_Request:_ Retype each record below word for word. Leave the pictures out.

## BEGIN

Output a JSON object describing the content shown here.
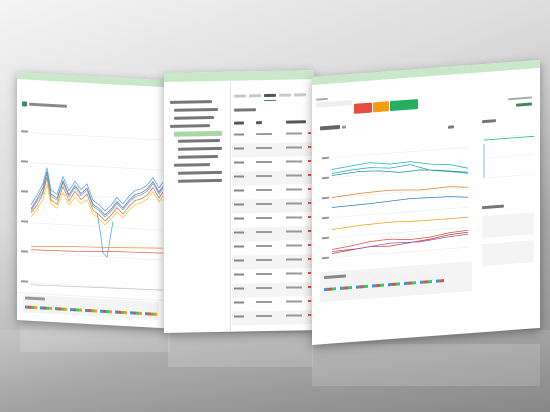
{
  "screens": {
    "left": {
      "title": ""
    },
    "middle": {
      "title": ""
    },
    "right": {
      "title": ""
    }
  },
  "colors": {
    "accent": "#3d8b5a",
    "accent_light": "#c9e7c9",
    "nav_text": "#e8a24a",
    "warn": "#e74c3c",
    "orange": "#f39c12",
    "panel": "#ffffff",
    "line_gray": "#e3e3e3"
  }
}
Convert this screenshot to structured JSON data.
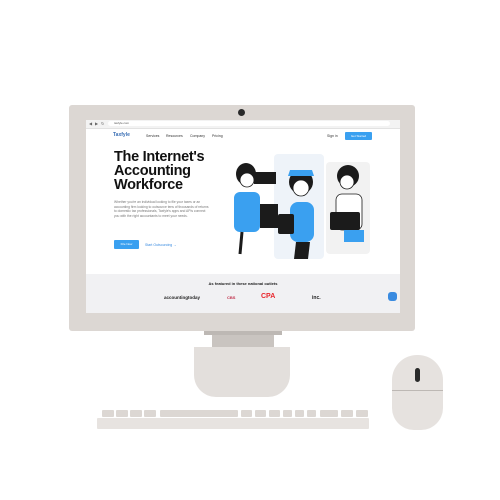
{
  "browser": {
    "url": "taxfyle.com",
    "back_icon": "arrow-left-icon",
    "forward_icon": "arrow-right-icon",
    "reload_icon": "reload-icon"
  },
  "site": {
    "logo_text": "Taxfyle",
    "nav": [
      "Services",
      "Resources",
      "Company",
      "Pricing"
    ],
    "signin": "Sign in",
    "cta_top": "Get Started",
    "hero": {
      "title": "The Internet's Accounting Workforce",
      "body": "Whether you're an individual looking to file your taxes or an accounting firm looking to outsource tens of thousands of returns to domestic tax professionals, Taxfyle's apps and APIs connect you with the right accountants to meet your needs.",
      "cta_main": "File Now",
      "cta_link": "Start Outsourcing →"
    },
    "featured": {
      "title": "As featured in these national outlets",
      "outlets": [
        "accountingtoday",
        "CBS",
        "CPA",
        "inc."
      ]
    },
    "chat_icon": "chat-icon"
  },
  "colors": {
    "accent": "#3aa0f0",
    "hardware": "#dcd7d3"
  }
}
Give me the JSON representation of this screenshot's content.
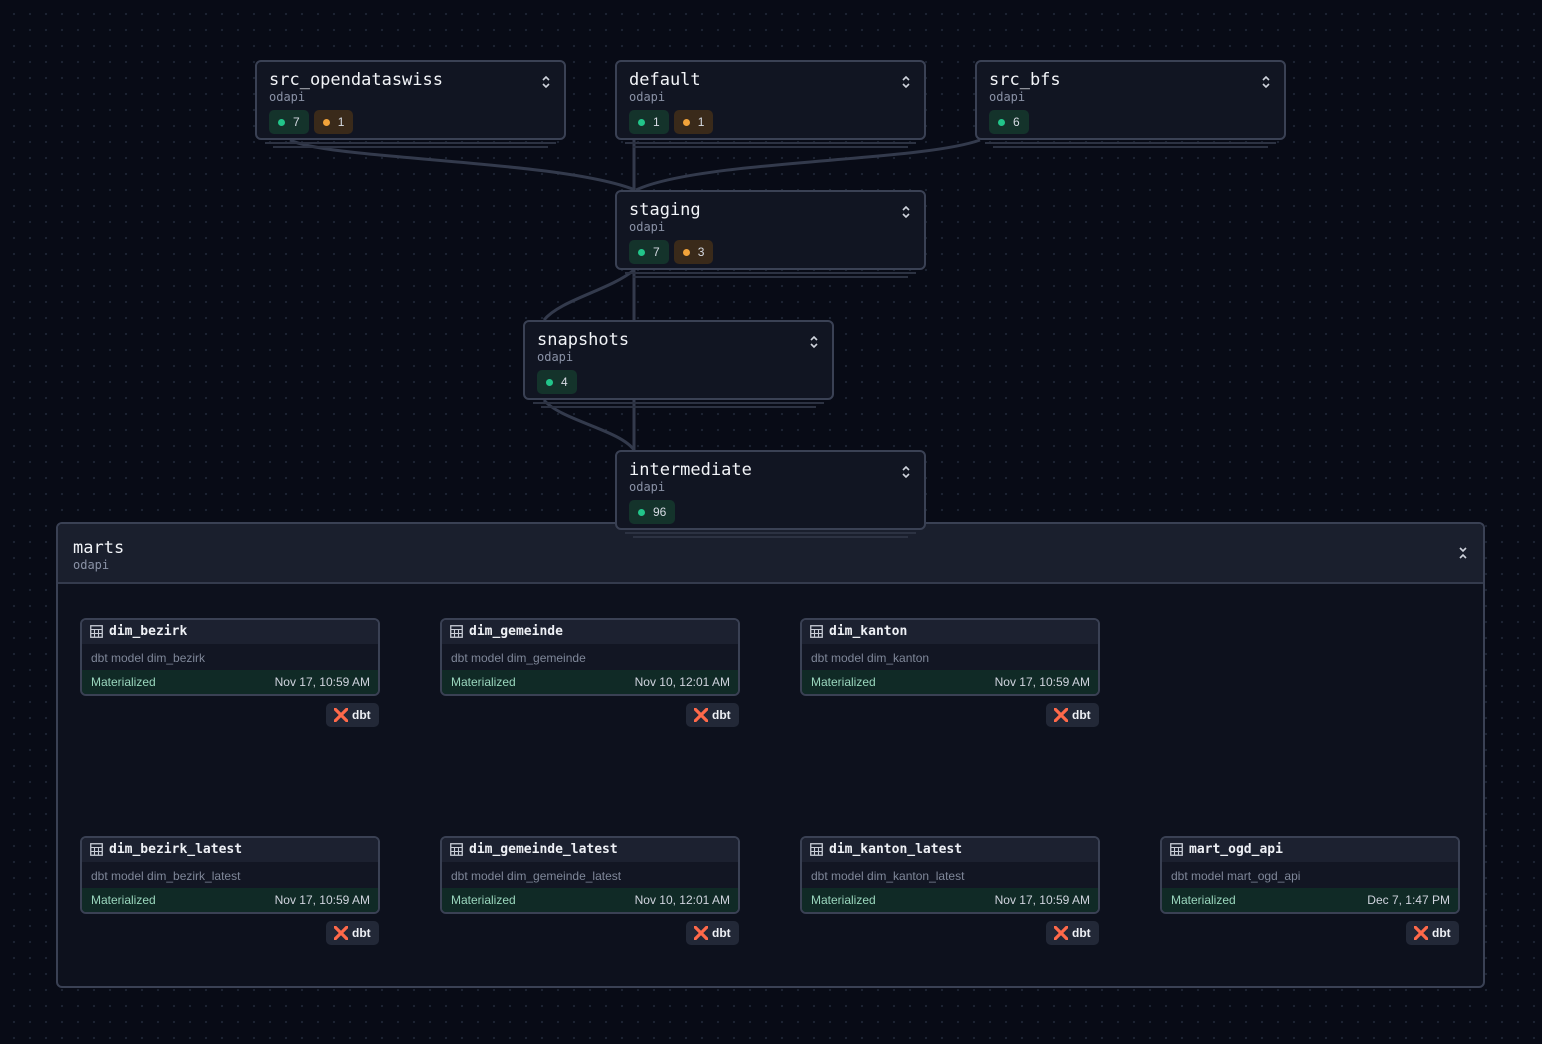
{
  "groups": {
    "src_opendataswiss": {
      "title": "src_opendataswiss",
      "subtitle": "odapi",
      "green": "7",
      "orange": "1"
    },
    "default": {
      "title": "default",
      "subtitle": "odapi",
      "green": "1",
      "orange": "1"
    },
    "src_bfs": {
      "title": "src_bfs",
      "subtitle": "odapi",
      "green": "6"
    },
    "staging": {
      "title": "staging",
      "subtitle": "odapi",
      "green": "7",
      "orange": "3"
    },
    "snapshots": {
      "title": "snapshots",
      "subtitle": "odapi",
      "green": "4"
    },
    "intermediate": {
      "title": "intermediate",
      "subtitle": "odapi",
      "green": "96"
    }
  },
  "marts": {
    "title": "marts",
    "subtitle": "odapi",
    "models": [
      {
        "name": "dim_bezirk",
        "description": "dbt model dim_bezirk",
        "status": "Materialized",
        "date": "Nov 17, 10:59 AM",
        "tag": "dbt"
      },
      {
        "name": "dim_gemeinde",
        "description": "dbt model dim_gemeinde",
        "status": "Materialized",
        "date": "Nov 10, 12:01 AM",
        "tag": "dbt"
      },
      {
        "name": "dim_kanton",
        "description": "dbt model dim_kanton",
        "status": "Materialized",
        "date": "Nov 17, 10:59 AM",
        "tag": "dbt"
      },
      {
        "name": "dim_bezirk_latest",
        "description": "dbt model dim_bezirk_latest",
        "status": "Materialized",
        "date": "Nov 17, 10:59 AM",
        "tag": "dbt"
      },
      {
        "name": "dim_gemeinde_latest",
        "description": "dbt model dim_gemeinde_latest",
        "status": "Materialized",
        "date": "Nov 10, 12:01 AM",
        "tag": "dbt"
      },
      {
        "name": "dim_kanton_latest",
        "description": "dbt model dim_kanton_latest",
        "status": "Materialized",
        "date": "Nov 17, 10:59 AM",
        "tag": "dbt"
      },
      {
        "name": "mart_ogd_api",
        "description": "dbt model mart_ogd_api",
        "status": "Materialized",
        "date": "Dec 7, 1:47 PM",
        "tag": "dbt"
      }
    ]
  },
  "icons": {
    "expand": "expand-icon",
    "collapse": "collapse-icon",
    "model": "table-icon",
    "dbt": "dbt-logo-icon"
  },
  "colors": {
    "background": "#080b16",
    "status_green": "#22c58a",
    "status_orange": "#f2a33a",
    "dbt_orange": "#ff694a",
    "materialized_bg": "#102a26"
  }
}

## END

_Written solution:_
Output a JSON object describing the content shown here.
{
  "screens": {
    "left": {
      "title": ""
    },
    "middle": {
      "title": ""
    },
    "right": {
      "title": ""
    }
  },
  "colors": {
    "accent": "#3d8b5a",
    "accent_light": "#c9e7c9",
    "nav_text": "#e8a24a",
    "warn": "#e74c3c",
    "orange": "#f39c12",
    "panel": "#ffffff",
    "line_gray": "#e3e3e3"
  }
}
Convert this screenshot to structured JSON data.
{
  "browser": {
    "url": "taxfyle.com",
    "back_icon": "arrow-left-icon",
    "forward_icon": "arrow-right-icon",
    "reload_icon": "reload-icon"
  },
  "site": {
    "logo_text": "Taxfyle",
    "nav": [
      "Services",
      "Resources",
      "Company",
      "Pricing"
    ],
    "signin": "Sign in",
    "cta_top": "Get Started",
    "hero": {
      "title": "The Internet's Accounting Workforce",
      "body": "Whether you're an individual looking to file your taxes or an accounting firm looking to outsource tens of thousands of returns to domestic tax professionals, Taxfyle's apps and APIs connect you with the right accountants to meet your needs.",
      "cta_main": "File Now",
      "cta_link": "Start Outsourcing →"
    },
    "featured": {
      "title": "As featured in these national outlets",
      "outlets": [
        "accountingtoday",
        "CBS",
        "CPA",
        "inc."
      ]
    },
    "chat_icon": "chat-icon"
  },
  "colors": {
    "accent": "#3aa0f0",
    "hardware": "#dcd7d3"
  }
}
Give me the JSON representation of this screenshot's content.
{
  "groups": {
    "src_opendataswiss": {
      "title": "src_opendataswiss",
      "subtitle": "odapi",
      "green": "7",
      "orange": "1"
    },
    "default": {
      "title": "default",
      "subtitle": "odapi",
      "green": "1",
      "orange": "1"
    },
    "src_bfs": {
      "title": "src_bfs",
      "subtitle": "odapi",
      "green": "6"
    },
    "staging": {
      "title": "staging",
      "subtitle": "odapi",
      "green": "7",
      "orange": "3"
    },
    "snapshots": {
      "title": "snapshots",
      "subtitle": "odapi",
      "green": "4"
    },
    "intermediate": {
      "title": "intermediate",
      "subtitle": "odapi",
      "green": "96"
    }
  },
  "marts": {
    "title": "marts",
    "subtitle": "odapi",
    "models": [
      {
        "name": "dim_bezirk",
        "description": "dbt model dim_bezirk",
        "status": "Materialized",
        "date": "Nov 17, 10:59 AM",
        "tag": "dbt"
      },
      {
        "name": "dim_gemeinde",
        "description": "dbt model dim_gemeinde",
        "status": "Materialized",
        "date": "Nov 10, 12:01 AM",
        "tag": "dbt"
      },
      {
        "name": "dim_kanton",
        "description": "dbt model dim_kanton",
        "status": "Materialized",
        "date": "Nov 17, 10:59 AM",
        "tag": "dbt"
      },
      {
        "name": "dim_bezirk_latest",
        "description": "dbt model dim_bezirk_latest",
        "status": "Materialized",
        "date": "Nov 17, 10:59 AM",
        "tag": "dbt"
      },
      {
        "name": "dim_gemeinde_latest",
        "description": "dbt model dim_gemeinde_latest",
        "status": "Materialized",
        "date": "Nov 10, 12:01 AM",
        "tag": "dbt"
      },
      {
        "name": "dim_kanton_latest",
        "description": "dbt model dim_kanton_latest",
        "status": "Materialized",
        "date": "Nov 17, 10:59 AM",
        "tag": "dbt"
      },
      {
        "name": "mart_ogd_api",
        "description": "dbt model mart_ogd_api",
        "status": "Materialized",
        "date": "Dec 7, 1:47 PM",
        "tag": "dbt"
      }
    ]
  },
  "icons": {
    "expand": "expand-icon",
    "collapse": "collapse-icon",
    "model": "table-icon",
    "dbt": "dbt-logo-icon"
  },
  "colors": {
    "background": "#080b16",
    "status_green": "#22c58a",
    "status_orange": "#f2a33a",
    "dbt_orange": "#ff694a",
    "materialized_bg": "#102a26"
  }
}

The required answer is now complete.